- Stored entries:
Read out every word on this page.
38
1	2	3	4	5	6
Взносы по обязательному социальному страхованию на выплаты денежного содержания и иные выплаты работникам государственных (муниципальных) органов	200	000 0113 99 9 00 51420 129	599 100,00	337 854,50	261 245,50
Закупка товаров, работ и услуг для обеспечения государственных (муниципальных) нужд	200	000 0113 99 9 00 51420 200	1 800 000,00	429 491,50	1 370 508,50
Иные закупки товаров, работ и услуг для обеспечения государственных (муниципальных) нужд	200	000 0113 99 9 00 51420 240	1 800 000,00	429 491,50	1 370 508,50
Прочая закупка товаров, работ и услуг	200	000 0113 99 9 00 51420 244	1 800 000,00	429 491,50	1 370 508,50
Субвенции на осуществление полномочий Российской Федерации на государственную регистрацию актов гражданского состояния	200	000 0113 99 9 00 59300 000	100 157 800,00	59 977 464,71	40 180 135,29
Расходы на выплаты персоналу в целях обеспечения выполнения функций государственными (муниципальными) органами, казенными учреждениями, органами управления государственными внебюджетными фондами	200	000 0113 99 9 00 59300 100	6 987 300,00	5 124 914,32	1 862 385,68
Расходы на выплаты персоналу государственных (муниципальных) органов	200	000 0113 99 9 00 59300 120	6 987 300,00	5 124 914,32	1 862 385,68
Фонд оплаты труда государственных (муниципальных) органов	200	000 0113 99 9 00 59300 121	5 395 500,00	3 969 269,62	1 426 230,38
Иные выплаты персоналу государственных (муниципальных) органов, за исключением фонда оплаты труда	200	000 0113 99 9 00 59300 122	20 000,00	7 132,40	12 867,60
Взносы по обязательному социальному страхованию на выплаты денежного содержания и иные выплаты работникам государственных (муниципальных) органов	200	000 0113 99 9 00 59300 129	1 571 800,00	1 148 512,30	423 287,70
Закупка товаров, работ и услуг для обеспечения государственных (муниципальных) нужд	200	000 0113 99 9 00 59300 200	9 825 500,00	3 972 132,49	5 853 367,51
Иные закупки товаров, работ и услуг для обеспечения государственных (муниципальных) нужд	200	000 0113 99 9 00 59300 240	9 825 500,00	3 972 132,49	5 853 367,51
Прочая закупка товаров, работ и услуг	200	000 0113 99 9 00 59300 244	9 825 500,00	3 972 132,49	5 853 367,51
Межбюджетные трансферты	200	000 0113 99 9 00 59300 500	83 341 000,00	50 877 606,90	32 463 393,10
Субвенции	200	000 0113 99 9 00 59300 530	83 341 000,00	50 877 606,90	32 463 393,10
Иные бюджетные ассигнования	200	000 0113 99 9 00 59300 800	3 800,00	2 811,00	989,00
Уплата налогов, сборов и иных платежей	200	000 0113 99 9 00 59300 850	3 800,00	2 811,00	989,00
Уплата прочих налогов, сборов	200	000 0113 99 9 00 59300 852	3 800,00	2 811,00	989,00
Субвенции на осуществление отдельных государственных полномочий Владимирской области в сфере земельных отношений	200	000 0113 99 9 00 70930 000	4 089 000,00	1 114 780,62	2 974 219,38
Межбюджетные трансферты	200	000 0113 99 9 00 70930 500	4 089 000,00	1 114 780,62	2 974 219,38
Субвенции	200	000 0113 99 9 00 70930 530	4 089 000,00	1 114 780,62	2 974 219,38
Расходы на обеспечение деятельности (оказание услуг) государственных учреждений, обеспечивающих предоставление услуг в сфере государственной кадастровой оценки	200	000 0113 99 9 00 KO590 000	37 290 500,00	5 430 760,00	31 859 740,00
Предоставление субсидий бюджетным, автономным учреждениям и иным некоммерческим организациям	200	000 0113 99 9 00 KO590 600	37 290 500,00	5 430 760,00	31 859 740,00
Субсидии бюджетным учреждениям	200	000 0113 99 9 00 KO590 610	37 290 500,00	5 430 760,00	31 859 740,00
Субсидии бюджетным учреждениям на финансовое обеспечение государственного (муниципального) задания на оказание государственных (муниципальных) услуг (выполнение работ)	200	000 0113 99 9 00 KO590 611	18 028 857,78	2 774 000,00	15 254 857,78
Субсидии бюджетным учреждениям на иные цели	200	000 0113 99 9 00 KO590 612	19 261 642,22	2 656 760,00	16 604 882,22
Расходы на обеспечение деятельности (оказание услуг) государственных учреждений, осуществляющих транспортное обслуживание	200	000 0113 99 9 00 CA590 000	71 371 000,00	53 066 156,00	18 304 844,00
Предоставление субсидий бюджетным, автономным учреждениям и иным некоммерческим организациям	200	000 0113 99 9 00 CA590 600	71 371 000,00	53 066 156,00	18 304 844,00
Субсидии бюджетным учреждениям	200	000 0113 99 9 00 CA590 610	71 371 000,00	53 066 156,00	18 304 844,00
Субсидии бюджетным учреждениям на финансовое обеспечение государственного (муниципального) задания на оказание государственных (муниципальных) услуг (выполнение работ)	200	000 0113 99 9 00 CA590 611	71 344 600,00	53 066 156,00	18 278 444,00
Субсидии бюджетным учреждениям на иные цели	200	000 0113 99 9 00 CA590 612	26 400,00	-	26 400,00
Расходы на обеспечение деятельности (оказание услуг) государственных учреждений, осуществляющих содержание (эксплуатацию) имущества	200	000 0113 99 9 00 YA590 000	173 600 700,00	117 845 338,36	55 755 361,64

---

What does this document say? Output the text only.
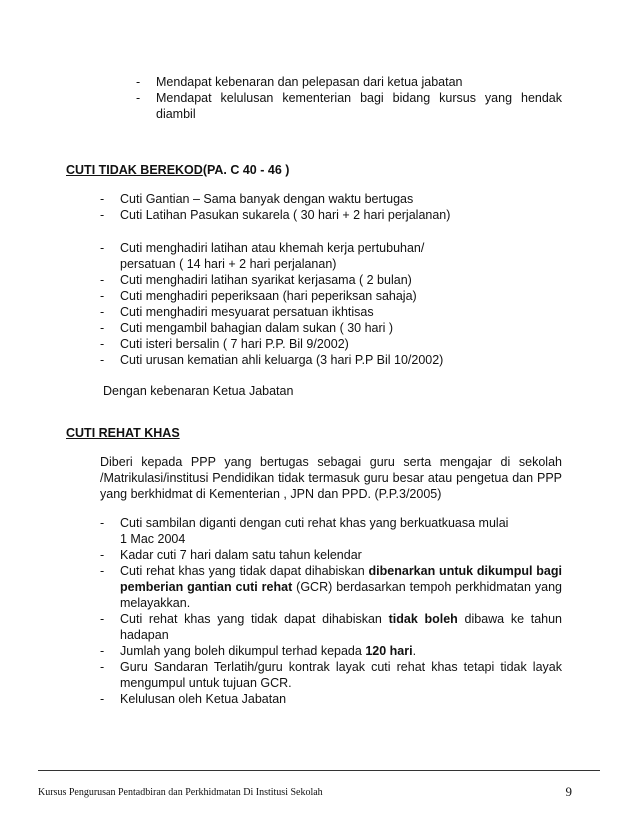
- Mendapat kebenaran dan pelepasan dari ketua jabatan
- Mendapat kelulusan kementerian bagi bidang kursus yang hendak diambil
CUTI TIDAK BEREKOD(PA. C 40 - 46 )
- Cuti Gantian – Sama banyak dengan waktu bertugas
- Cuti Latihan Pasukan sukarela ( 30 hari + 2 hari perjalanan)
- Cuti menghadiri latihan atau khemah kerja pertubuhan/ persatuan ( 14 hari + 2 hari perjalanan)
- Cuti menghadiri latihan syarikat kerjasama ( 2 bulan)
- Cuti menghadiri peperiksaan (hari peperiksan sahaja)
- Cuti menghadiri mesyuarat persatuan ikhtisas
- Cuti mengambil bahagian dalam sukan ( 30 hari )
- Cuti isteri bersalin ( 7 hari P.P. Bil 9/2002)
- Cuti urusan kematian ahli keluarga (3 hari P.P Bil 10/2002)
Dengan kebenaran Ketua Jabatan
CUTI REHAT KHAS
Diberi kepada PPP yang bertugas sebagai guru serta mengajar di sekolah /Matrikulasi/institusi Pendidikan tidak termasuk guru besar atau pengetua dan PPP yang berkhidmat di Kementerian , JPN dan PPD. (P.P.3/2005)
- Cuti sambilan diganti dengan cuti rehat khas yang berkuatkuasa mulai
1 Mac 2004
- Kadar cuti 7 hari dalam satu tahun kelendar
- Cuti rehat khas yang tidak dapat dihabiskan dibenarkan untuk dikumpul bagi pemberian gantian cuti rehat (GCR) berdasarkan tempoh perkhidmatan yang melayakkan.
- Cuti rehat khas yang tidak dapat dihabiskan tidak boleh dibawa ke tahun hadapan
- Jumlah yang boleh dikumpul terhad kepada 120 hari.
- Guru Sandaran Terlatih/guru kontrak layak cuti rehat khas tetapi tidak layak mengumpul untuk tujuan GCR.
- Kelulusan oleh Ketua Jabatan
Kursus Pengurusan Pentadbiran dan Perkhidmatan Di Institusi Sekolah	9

---

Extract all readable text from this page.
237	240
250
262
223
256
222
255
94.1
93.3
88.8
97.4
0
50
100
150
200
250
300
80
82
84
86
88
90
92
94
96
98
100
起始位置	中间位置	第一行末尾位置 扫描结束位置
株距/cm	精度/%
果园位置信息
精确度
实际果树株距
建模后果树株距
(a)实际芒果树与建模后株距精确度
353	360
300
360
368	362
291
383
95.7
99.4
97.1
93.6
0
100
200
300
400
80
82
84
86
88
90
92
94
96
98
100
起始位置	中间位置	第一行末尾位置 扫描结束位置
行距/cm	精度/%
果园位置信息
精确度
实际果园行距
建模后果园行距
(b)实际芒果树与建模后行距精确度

- Task brief:
From the material above, gather all lines that include the string "налогов" and copy them.

- Correct answer:
Уплата налогов, сборов и иных платежей	200	000 0113 99 9 00 59300 850	3 800,00	2 811,00	989,00
Уплата прочих налогов, сборов	200	000 0113 99 9 00 59300 852	3 800,00	2 811,00	989,00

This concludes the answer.